Directive
Extract the data exactly, missing nothing.

Data to use
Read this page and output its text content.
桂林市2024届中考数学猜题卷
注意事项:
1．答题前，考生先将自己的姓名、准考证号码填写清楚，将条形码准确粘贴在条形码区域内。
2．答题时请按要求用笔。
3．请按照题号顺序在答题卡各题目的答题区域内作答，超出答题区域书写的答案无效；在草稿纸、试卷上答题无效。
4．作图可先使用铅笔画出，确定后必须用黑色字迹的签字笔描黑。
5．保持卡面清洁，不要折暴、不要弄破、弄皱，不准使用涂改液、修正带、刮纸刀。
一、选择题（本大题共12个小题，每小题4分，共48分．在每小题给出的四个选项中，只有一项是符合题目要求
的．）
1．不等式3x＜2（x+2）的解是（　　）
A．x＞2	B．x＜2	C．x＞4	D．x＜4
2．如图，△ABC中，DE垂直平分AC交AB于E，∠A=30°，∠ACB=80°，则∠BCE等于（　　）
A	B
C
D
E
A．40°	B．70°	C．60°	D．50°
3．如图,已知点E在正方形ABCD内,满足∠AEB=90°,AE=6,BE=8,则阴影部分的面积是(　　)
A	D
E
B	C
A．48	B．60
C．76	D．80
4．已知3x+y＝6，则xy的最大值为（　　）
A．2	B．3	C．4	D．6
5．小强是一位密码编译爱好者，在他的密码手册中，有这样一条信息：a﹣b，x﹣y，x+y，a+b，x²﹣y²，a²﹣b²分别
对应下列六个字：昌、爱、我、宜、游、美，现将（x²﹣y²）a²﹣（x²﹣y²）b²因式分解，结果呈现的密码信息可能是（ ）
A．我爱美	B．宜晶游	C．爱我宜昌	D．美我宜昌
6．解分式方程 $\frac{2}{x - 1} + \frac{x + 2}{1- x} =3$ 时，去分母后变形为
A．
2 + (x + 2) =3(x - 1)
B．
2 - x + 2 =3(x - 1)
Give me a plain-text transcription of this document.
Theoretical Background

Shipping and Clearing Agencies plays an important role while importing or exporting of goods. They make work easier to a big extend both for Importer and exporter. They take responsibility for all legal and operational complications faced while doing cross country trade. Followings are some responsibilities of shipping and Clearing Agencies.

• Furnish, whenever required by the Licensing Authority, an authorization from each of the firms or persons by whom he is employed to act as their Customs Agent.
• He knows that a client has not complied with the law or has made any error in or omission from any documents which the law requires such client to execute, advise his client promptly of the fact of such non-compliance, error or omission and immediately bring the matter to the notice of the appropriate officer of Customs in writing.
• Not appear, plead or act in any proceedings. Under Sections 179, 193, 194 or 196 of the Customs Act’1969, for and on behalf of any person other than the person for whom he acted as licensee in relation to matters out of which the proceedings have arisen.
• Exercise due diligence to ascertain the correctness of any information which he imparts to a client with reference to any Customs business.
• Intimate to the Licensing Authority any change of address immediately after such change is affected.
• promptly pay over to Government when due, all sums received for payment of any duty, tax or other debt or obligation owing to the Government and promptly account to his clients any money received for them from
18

Solution to this task
Read this page and output its text content.
桂林市2024届中考数学猜题卷
注意事项:
1．答题前，考生先将自己的姓名、准考证号码填写清楚，将条形码准确粘贴在条形码区域内。
2．答题时请按要求用笔。
3．请按照题号顺序在答题卡各题目的答题区域内作答，超出答题区域书写的答案无效；在草稿纸、试卷上答题无效。
4．作图可先使用铅笔画出，确定后必须用黑色字迹的签字笔描黑。
5．保持卡面清洁，不要折暴、不要弄破、弄皱，不准使用涂改液、修正带、刮纸刀。
一、选择题（本大题共12个小题，每小题4分，共48分．在每小题给出的四个选项中，只有一项是符合题目要求
的．）
1．不等式3x＜2（x+2）的解是（　　）
A．x＞2	B．x＜2	C．x＞4	D．x＜4
2．如图，△ABC中，DE垂直平分AC交AB于E，∠A=30°，∠ACB=80°，则∠BCE等于（　　）
A	B
C
D
E
A．40°	B．70°	C．60°	D．50°
3．如图,已知点E在正方形ABCD内,满足∠AEB=90°,AE=6,BE=8,则阴影部分的面积是(　　)
A	D
E
B	C
A．48	B．60
C．76	D．80
4．已知3x+y＝6，则xy的最大值为（　　）
A．2	B．3	C．4	D．6
5．小强是一位密码编译爱好者，在他的密码手册中，有这样一条信息：a﹣b，x﹣y，x+y，a+b，x²﹣y²，a²﹣b²分别
对应下列六个字：昌、爱、我、宜、游、美，现将（x²﹣y²）a²﹣（x²﹣y²）b²因式分解，结果呈现的密码信息可能是（ ）
A．我爱美	B．宜晶游	C．爱我宜昌	D．美我宜昌
6．解分式方程 $\frac{2}{x - 1} + \frac{x + 2}{1- x} =3$ 时，去分母后变形为
A．
2 + (x + 2) =3(x - 1)
B．
2 - x + 2 =3(x - 1)
Give me a plain-text transcription of this document.
Theoretical Background

Shipping and Clearing Agencies plays an important role while importing or exporting of goods. They make work easier to a big extend both for Importer and exporter. They take responsibility for all legal and operational complications faced while doing cross country trade. Followings are some responsibilities of shipping and Clearing Agencies.

• Furnish, whenever required by the Licensing Authority, an authorization from each of the firms or persons by whom he is employed to act as their Customs Agent.
• He knows that a client has not complied with the law or has made any error in or omission from any documents which the law requires such client to execute, advise his client promptly of the fact of such non-compliance, error or omission and immediately bring the matter to the notice of the appropriate officer of Customs in writing.
• Not appear, plead or act in any proceedings. Under Sections 179, 193, 194 or 196 of the Customs Act’1969, for and on behalf of any person other than the person for whom he acted as licensee in relation to matters out of which the proceedings have arisen.
• Exercise due diligence to ascertain the correctness of any information which he imparts to a client with reference to any Customs business.
• Intimate to the Licensing Authority any change of address immediately after such change is affected.
• promptly pay over to Government when due, all sums received for payment of any duty, tax or other debt or obligation owing to the Government and promptly account to his clients any money received for them from
18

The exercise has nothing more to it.